— Start ARTICLE —
How many who have never been born again pray, "Our Father which art in Heaven?" Carnal Christians use the prayer language of the true bride, while the rebellious plead with God in their hour of trouble with the same expressions as the submitted saints. This will always be met by divine silence. God does not respond to hypocrisy, since He is truth by nature. We have been instructed to "draw near with a true heart" (Hebrews 10:22). Any form of deceit will deny us an audience with God. Someone has been quoted to say: "Either live it or don't lip it."

Nevertheless, we go on giving lip service to the words that meant life to our fathers and to the founders of our denominations, often unaware that we have only the liturgy, not the life, of these men. We have expressed the words as fact for so long that we are unaware that they have become a fable. We have extendedly claimed a non-existent faith until we cannot recognize our fraud. What can bring us out of our guile back into His grace? Worship!

Immediately after Jesus unmasked this imposter, "Then came she and worshipped Him, saying, Lord, help me" (Matthew 15:25). Likely, she prostrated herself before Him, perhaps even grabbing Him by the ankles and kissing His feet. She completely submitted herself to Him and poured out both her worship and her plea for help. And it worked. It always works! Worship is a dooropener that gives the supplicant ingress to God. All men have been invited to worship God, converted and unconverted alike.
— End ARTICLE —
TASK INSTRUCTIONS:
[a] Reproduce the part of the passage on worship that begins at the words "Nevertheless, we go" and stops after "His grace? Worship!".
[b] Answer these questions from the passage on worship.
(i) Which verse is cited for the instruction to "draw near with a true heart"?
(ii) According to the passage, what do we often have of our fathers and denominational founders, instead of their life?
(iii) What words does the passage quote from the woman as she worshipped Him?
[c] Extend the passage on worship with the next few sentences.
The material that comes after this passage has no connection to it.
— Start GIVEN DATA —
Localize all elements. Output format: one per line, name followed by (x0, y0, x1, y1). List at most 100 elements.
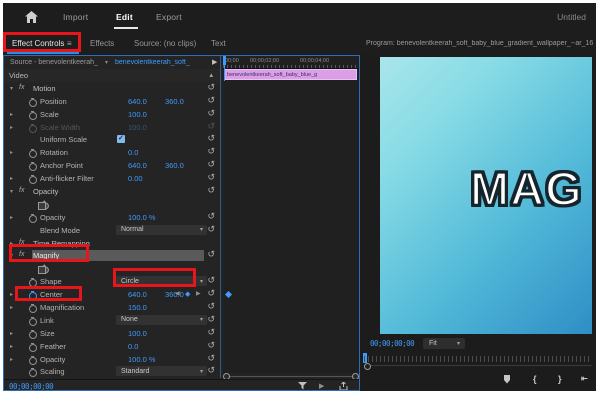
— End GIVEN DATA —
RESULTS:
[a]
Nevertheless, we go on giving lip service to the words that meant life to our fathers and to the founders of our denominations, often unaware that we have only the liturgy, not the life, of these men. We have expressed the words as fact for so long that we are unaware that they have become a fable. We have extendedly claimed a non-existent faith until we cannot recognize our fraud. What can bring us out of our guile back into His grace? Worship!

[b]
(i) Hebrews 10:22
(ii) Only their liturgy
(iii) "Lord, help me"

[c]
The psalmist sang: "My mouth shall speak the praise of the LORD: and let all flesh bless his holy name for ever and ever" (Psalm 145:21), and John saw a great company in Heaven singing the song of Moses and the song of the Lamb ending it with these words: "For all nations shall come and worship before Thee" (Revelation 15:4). Even if we can claim no covenant that will afford us entrance to Christ, we can open the door to His presence with worship. When our faith has failed and we falter in our approach to Him, we can always fall back on worship, for worship is a consistent door-opener.

It is only fair to point out, however, that this door-opener to Christ automatically becomes an open door that allows Him to get to us. Immediately after she began to worship Jesus, Jesus began to probe into the depths of her heart. "It is not meet to take the children's bread," He said, "and cast it to the dogs" (Matthew 15:26). In other words, He said: "You've claimed to be a daughter of Abraham, but in their eyes you're nothing but a dog."

These have always seemed like harsh words, but they were spoken by the world's greatest example of a perfect gentleman. Christ was not condemning her, He was merely unveiling her to herself. He was bringing her, "not to think more highly of herself than she ought to think" (Romans 12:3). J.B. Phillips translates this verse: "Don't cherish exaggerated ideas of yourself or your importance, but try to have a sane estimate of your capabilities by the light of the faith that God has given to you all" (The New Testament In Modern English, J.B. Phillips).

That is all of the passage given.